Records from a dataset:
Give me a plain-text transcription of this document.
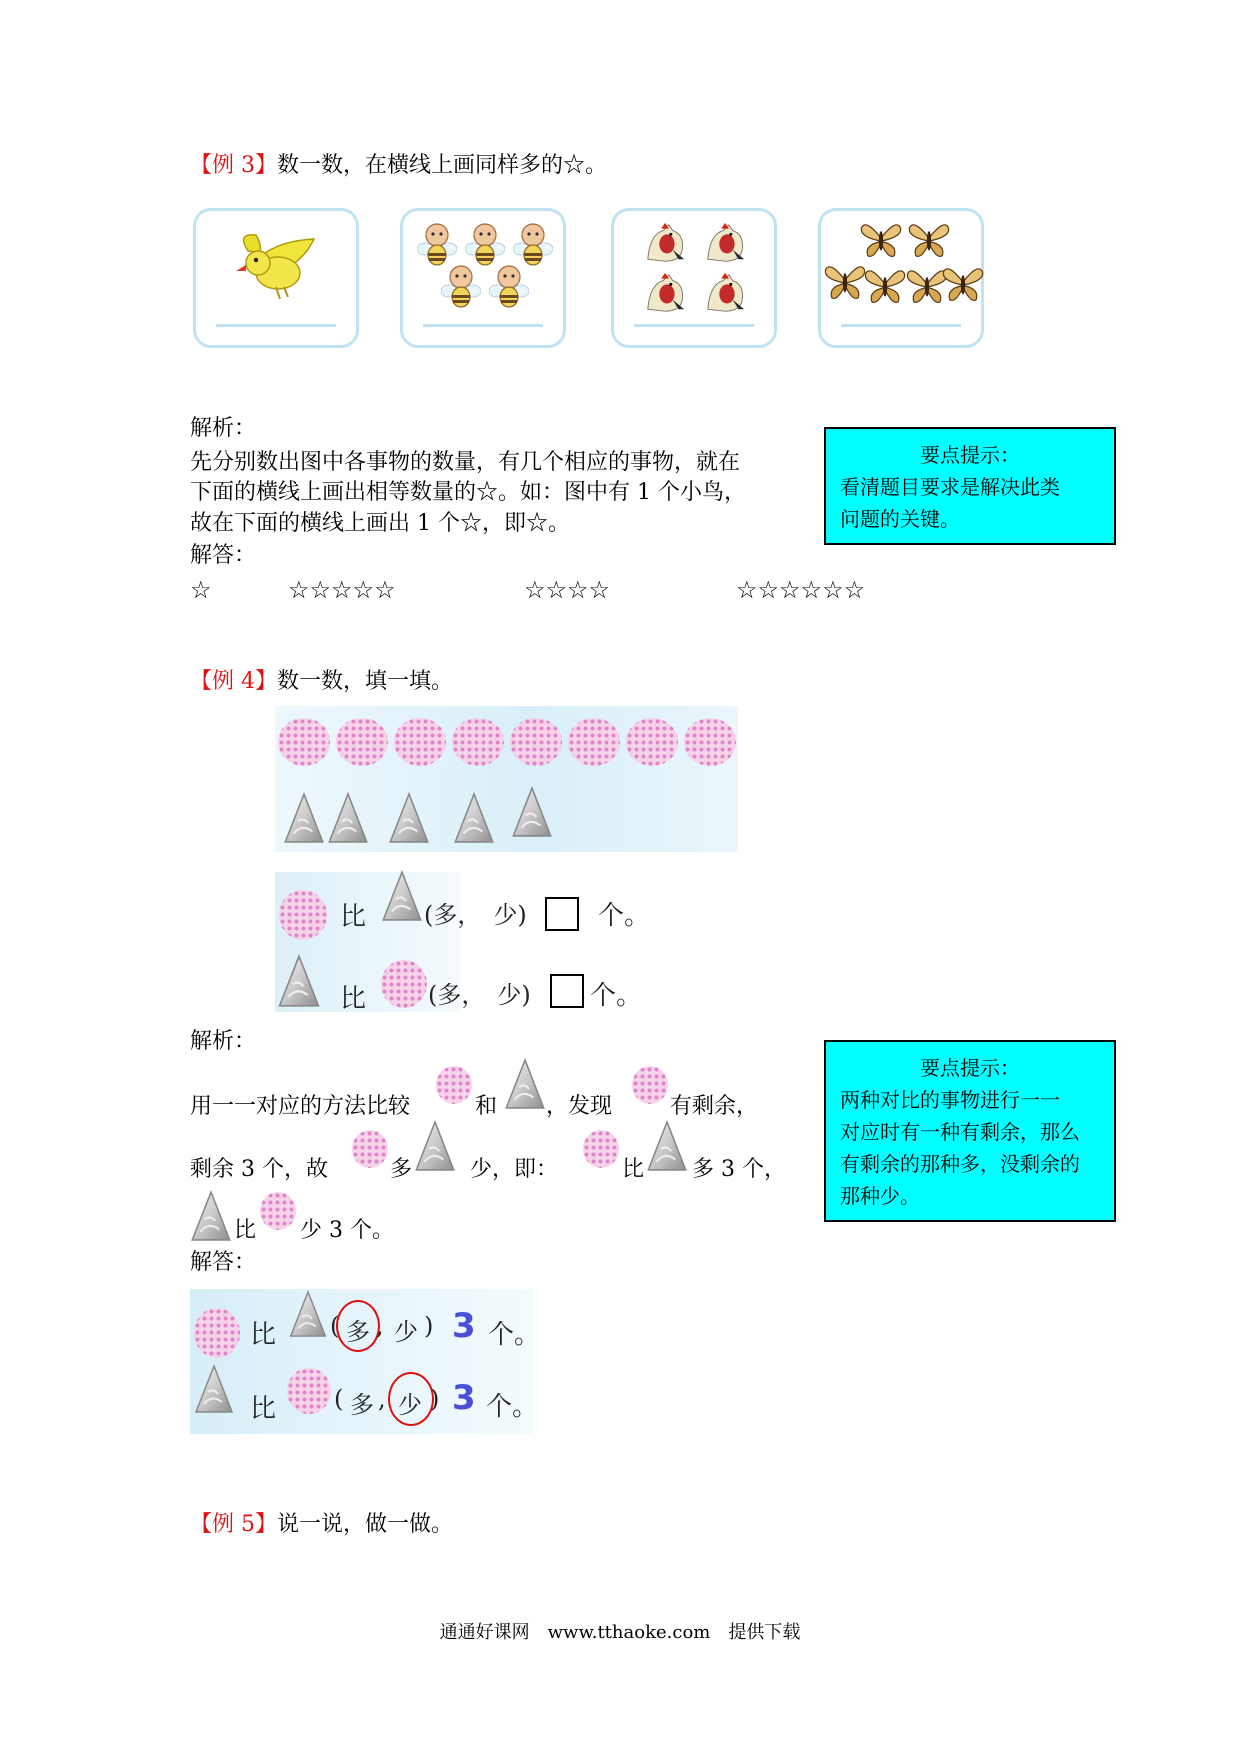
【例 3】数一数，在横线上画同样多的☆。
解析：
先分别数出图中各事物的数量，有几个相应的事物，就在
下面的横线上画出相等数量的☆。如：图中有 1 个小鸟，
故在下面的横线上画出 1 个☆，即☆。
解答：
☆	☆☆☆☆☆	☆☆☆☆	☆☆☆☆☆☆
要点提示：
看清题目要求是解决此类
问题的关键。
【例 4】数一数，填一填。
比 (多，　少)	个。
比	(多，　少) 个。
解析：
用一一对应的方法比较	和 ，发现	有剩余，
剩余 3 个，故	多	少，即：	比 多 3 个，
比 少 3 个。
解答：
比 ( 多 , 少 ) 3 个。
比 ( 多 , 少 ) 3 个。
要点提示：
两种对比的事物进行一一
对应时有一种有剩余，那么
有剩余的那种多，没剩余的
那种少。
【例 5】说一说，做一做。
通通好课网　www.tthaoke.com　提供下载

DIRECTIONS | Set down all the entries exactly as they appear, but skip any pictures.

THE OUTPUT |
Give me a plain-text transcription of this document.
【例 3】数一数，在横线上画同样多的☆。
解析：
先分别数出图中各事物的数量，有几个相应的事物，就在
下面的横线上画出相等数量的☆。如：图中有 1 个小鸟，
故在下面的横线上画出 1 个☆，即☆。
解答：
☆	☆☆☆☆☆	☆☆☆☆	☆☆☆☆☆☆
要点提示：
看清题目要求是解决此类
问题的关键。
【例 4】数一数，填一填。
比 (多，　少)	个。
比	(多，　少) 个。
解析：
用一一对应的方法比较	和 ，发现	有剩余，
剩余 3 个，故	多	少，即：	比 多 3 个，
比 少 3 个。
解答：
比 ( 多 , 少 ) 3 个。
比 ( 多 , 少 ) 3 个。
要点提示：
两种对比的事物进行一一
对应时有一种有剩余，那么
有剩余的那种多，没剩余的
那种少。
【例 5】说一说，做一做。
通通好课网　www.tthaoke.com　提供下载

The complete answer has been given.